> **TASK INSTRUCTIONS**: Scan the lines below for the word "more". Copy each line you find it in.
------ DATASET ENTRIES ------
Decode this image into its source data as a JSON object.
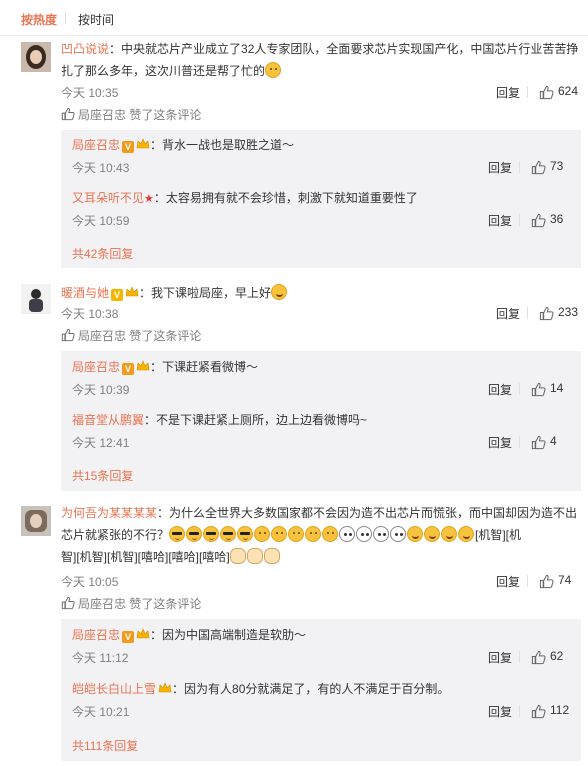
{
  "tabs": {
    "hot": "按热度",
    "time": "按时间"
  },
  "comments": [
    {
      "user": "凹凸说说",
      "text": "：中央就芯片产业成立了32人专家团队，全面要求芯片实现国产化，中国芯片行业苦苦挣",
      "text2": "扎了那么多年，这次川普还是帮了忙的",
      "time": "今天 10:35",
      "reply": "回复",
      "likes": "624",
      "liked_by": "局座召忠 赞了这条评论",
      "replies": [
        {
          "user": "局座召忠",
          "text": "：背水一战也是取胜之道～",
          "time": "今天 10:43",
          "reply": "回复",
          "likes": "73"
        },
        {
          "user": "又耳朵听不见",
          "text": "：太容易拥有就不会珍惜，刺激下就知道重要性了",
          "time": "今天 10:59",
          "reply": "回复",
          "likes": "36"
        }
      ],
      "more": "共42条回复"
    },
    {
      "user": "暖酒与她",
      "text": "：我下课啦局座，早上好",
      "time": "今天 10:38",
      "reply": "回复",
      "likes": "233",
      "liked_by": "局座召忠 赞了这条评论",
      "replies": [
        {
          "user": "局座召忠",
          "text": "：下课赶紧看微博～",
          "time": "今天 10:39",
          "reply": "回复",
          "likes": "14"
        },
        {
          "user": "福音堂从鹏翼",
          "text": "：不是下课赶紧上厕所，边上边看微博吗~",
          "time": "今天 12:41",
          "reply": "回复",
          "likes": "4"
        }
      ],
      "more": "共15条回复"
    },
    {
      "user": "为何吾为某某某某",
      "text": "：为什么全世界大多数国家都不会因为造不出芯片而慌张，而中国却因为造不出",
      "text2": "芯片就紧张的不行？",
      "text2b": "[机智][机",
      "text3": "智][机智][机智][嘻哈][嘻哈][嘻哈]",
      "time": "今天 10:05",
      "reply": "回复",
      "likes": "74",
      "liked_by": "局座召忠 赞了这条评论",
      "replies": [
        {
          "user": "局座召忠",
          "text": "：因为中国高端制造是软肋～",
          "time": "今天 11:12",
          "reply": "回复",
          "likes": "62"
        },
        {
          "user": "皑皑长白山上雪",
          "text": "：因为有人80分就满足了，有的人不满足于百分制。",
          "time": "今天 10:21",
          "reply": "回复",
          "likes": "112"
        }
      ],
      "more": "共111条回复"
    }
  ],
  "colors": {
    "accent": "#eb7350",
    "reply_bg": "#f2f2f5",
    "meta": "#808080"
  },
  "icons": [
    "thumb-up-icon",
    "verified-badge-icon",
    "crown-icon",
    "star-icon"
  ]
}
------
------ DATASET ENTRIES ------
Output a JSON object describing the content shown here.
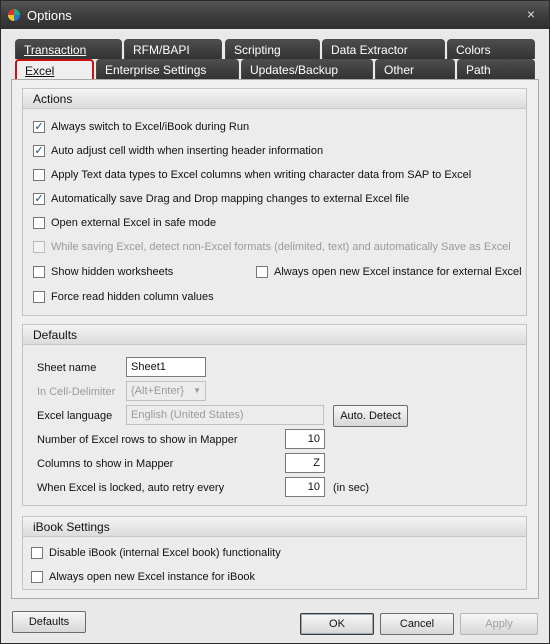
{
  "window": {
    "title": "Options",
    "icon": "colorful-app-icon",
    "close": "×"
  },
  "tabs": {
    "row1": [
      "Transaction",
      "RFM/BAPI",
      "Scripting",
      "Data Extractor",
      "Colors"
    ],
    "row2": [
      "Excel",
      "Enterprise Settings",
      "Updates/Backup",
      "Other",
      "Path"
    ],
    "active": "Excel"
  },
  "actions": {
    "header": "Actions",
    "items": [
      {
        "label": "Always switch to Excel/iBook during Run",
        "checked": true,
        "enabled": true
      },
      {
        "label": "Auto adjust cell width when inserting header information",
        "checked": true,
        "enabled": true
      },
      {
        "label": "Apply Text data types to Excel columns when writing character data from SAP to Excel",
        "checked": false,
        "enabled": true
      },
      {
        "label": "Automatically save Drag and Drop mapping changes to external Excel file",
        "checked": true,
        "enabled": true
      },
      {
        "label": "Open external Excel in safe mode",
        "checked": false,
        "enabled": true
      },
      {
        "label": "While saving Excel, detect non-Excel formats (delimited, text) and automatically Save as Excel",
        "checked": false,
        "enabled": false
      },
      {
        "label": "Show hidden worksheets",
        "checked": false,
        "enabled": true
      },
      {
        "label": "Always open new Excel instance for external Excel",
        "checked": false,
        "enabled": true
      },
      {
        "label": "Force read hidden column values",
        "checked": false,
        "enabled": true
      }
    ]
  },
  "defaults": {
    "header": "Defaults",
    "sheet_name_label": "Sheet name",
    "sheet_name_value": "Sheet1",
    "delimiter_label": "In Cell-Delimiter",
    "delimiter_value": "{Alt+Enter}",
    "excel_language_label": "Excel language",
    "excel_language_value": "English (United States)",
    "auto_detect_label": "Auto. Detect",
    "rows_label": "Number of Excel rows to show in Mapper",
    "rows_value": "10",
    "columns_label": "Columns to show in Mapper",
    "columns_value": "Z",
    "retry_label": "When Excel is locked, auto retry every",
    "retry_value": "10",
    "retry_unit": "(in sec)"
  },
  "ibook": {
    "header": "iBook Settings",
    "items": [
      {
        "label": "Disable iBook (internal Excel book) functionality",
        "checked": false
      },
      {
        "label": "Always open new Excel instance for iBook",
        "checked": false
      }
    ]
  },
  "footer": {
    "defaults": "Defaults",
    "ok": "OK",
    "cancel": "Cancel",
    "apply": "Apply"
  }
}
------
> **REPLY TO THE TASK**:
      "more": "共42条回复"
      "more": "共15条回复"
      "more": "共111条回复"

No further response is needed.